Text block Block Start
Menghan Shen

Harvard Kennedy School, Research fellow

Email: menghanshen@hks.harvard.edu

Menghan Shen is currently a research fellow at the Harvard Kennedy School. She is an associate professor at the School of Government at Sun Yat-sen University, Guangzhou, China. She worked at Waseda University as an assistant professor between 2016 to 2018.

She received her doctoral degree from the economics and education program, Teachers College, Columbia University. She received a B.A. in economics and mathematics from Bryn Mawr College and Master in International Education Policy from Harvard University.

Her dissertation focused on school desegregation in the U.S. and the paper was published in Economics of Education Review. She currently conducts research on health policy in China and has published paper in Social Science and Medicine.

She teaches methods of social science to undergraduate students and public economics to MPA students.
Text block Block End
(Work to complete):
(1) In the profile of Menghan Shen, which institution employed her as an assistant professor between 2016 and 2018?
(2) Reproduce the profile of Menghan Shen between "Email: menghanshen@hks.harvard.edu" and "to MPA students.", inclusive, swapping "public economics" for "public finance".
Data for review Block Start
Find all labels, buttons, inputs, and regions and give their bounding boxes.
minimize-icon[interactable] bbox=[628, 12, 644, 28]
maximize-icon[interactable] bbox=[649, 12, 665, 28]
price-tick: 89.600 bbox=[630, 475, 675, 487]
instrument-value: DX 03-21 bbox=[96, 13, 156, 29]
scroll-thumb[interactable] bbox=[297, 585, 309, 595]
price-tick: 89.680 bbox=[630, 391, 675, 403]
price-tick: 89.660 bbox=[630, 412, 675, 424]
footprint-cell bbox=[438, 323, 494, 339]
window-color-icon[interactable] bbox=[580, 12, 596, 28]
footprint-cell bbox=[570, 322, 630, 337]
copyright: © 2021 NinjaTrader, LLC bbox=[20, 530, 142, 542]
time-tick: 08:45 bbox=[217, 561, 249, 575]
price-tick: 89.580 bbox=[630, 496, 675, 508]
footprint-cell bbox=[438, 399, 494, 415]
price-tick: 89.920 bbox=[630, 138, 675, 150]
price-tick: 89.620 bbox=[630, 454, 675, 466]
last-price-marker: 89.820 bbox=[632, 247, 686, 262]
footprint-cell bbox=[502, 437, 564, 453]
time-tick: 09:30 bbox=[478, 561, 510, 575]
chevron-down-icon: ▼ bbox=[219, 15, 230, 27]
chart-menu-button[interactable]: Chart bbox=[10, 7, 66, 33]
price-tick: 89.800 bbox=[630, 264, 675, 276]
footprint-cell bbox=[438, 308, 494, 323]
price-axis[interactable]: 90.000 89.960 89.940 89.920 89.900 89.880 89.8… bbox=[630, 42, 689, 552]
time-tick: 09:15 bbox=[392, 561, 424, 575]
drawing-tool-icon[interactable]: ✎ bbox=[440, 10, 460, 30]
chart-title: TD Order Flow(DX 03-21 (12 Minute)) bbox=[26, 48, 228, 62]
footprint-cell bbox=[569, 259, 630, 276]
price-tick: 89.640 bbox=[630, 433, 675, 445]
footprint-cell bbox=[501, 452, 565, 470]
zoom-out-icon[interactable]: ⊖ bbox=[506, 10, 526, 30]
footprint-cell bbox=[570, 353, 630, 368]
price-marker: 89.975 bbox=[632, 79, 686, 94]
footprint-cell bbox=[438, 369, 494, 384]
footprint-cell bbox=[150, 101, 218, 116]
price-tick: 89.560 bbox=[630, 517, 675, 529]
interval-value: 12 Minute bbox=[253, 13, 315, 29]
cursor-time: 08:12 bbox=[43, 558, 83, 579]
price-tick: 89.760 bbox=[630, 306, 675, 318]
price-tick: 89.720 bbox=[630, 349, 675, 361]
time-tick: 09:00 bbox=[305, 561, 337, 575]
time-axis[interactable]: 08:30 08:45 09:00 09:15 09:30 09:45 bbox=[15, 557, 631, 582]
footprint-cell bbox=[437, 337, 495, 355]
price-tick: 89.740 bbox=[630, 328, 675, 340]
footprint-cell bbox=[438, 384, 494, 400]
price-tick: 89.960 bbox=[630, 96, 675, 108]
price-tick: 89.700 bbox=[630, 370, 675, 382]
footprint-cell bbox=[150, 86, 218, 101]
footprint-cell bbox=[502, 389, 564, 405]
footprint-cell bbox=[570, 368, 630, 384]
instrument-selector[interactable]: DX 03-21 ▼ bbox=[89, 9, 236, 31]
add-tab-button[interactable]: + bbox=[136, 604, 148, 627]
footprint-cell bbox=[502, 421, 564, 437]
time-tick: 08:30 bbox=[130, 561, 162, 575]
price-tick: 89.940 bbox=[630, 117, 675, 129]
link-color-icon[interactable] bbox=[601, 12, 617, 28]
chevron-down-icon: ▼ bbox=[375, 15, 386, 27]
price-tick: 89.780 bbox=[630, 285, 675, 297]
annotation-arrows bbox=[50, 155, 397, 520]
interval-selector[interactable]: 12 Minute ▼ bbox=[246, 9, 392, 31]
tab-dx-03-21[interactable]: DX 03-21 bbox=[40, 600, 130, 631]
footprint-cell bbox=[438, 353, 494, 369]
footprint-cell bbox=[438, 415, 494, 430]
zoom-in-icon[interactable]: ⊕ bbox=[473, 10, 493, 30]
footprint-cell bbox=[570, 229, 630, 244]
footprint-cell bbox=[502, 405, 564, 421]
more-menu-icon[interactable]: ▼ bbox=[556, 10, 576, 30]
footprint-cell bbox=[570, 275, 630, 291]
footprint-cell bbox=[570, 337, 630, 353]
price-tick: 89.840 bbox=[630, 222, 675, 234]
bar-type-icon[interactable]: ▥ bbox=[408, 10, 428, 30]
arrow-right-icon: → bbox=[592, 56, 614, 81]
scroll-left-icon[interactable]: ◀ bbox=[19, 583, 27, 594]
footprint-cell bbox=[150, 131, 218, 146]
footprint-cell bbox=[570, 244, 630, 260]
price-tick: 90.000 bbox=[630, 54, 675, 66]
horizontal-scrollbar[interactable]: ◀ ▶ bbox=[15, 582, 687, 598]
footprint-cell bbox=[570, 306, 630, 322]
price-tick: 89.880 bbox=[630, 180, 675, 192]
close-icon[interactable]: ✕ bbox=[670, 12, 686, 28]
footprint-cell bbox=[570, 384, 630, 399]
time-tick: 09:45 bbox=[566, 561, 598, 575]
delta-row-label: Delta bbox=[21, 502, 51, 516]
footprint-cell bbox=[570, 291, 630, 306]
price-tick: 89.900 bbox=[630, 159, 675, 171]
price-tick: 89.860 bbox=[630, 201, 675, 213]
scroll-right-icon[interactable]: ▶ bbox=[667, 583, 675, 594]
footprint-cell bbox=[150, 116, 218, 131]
Data for review Block End
(Task-by-task outputs):
(1) Waseda University

(2)
Email: menghanshen@hks.harvard.edu

Menghan Shen is currently a research fellow at the Harvard Kennedy School. She is an associate professor at the School of Government at Sun Yat-sen University, Guangzhou, China. She worked at Waseda University as an assistant professor between 2016 to 2018.

She received her doctoral degree from the economics and education program, Teachers College, Columbia University. She received a B.A. in economics and mathematics from Bryn Mawr College and Master in International Education Policy from Harvard University.

Her dissertation focused on school desegregation in the U.S. and the paper was published in Economics of Education Review. She currently conducts research on health policy in China and has published paper in Social Science and Medicine.

She teaches methods of social science to undergraduate students and public finance to MPA students.